[Start SOURCE MATERIAL]

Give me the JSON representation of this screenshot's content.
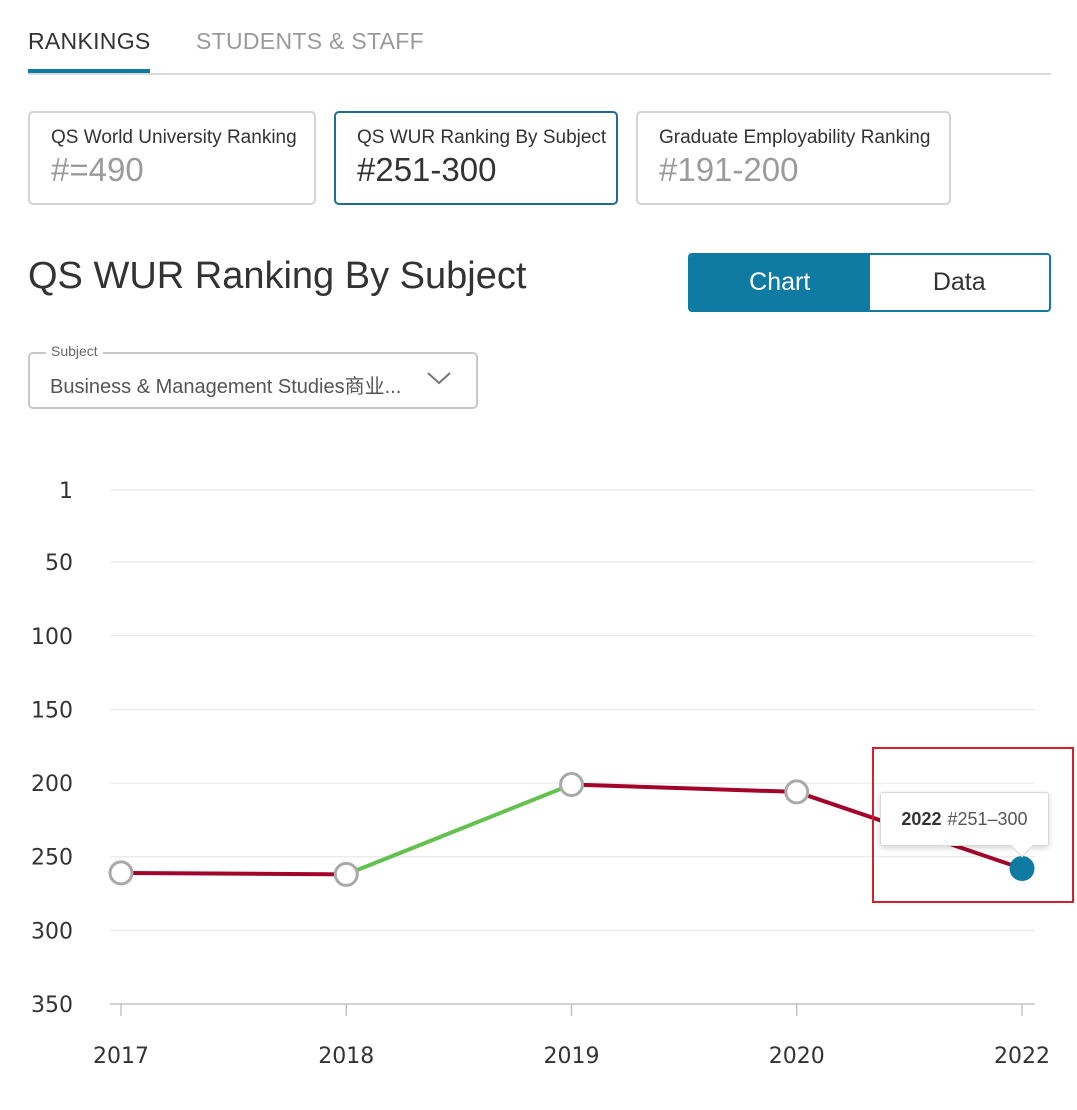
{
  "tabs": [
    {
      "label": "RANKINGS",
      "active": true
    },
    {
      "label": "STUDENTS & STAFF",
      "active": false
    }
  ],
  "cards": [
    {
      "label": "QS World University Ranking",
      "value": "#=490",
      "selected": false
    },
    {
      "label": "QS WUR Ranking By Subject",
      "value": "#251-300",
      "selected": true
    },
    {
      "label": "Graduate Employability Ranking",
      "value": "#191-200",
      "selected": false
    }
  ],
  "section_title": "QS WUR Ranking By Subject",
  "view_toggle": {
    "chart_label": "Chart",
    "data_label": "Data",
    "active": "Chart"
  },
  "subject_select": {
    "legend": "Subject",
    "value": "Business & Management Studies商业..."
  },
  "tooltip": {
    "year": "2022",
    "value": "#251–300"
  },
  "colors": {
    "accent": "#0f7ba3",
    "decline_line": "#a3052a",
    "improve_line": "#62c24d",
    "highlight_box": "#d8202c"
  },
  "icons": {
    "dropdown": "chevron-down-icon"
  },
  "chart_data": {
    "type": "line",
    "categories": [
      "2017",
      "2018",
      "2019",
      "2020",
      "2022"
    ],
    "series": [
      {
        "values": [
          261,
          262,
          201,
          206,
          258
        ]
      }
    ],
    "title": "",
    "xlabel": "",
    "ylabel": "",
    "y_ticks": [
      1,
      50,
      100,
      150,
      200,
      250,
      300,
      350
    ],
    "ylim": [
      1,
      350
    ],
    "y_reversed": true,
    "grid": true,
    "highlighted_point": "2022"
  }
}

[End SOURCE MATERIAL]

▶ _THE PROBLEM_
Would you mind returning each entry above word for word, skipping the images?

▶ _THE ANSWER_
Give me the JSON representation of this screenshot's content.
{
  "tabs": [
    {
      "label": "RANKINGS",
      "active": true
    },
    {
      "label": "STUDENTS & STAFF",
      "active": false
    }
  ],
  "cards": [
    {
      "label": "QS World University Ranking",
      "value": "#=490",
      "selected": false
    },
    {
      "label": "QS WUR Ranking By Subject",
      "value": "#251-300",
      "selected": true
    },
    {
      "label": "Graduate Employability Ranking",
      "value": "#191-200",
      "selected": false
    }
  ],
  "section_title": "QS WUR Ranking By Subject",
  "view_toggle": {
    "chart_label": "Chart",
    "data_label": "Data",
    "active": "Chart"
  },
  "subject_select": {
    "legend": "Subject",
    "value": "Business & Management Studies商业..."
  },
  "tooltip": {
    "year": "2022",
    "value": "#251–300"
  },
  "colors": {
    "accent": "#0f7ba3",
    "decline_line": "#a3052a",
    "improve_line": "#62c24d",
    "highlight_box": "#d8202c"
  },
  "icons": {
    "dropdown": "chevron-down-icon"
  },
  "chart_data": {
    "type": "line",
    "categories": [
      "2017",
      "2018",
      "2019",
      "2020",
      "2022"
    ],
    "series": [
      {
        "values": [
          261,
          262,
          201,
          206,
          258
        ]
      }
    ],
    "title": "",
    "xlabel": "",
    "ylabel": "",
    "y_ticks": [
      1,
      50,
      100,
      150,
      200,
      250,
      300,
      350
    ],
    "ylim": [
      1,
      350
    ],
    "y_reversed": true,
    "grid": true,
    "highlighted_point": "2022"
  }
}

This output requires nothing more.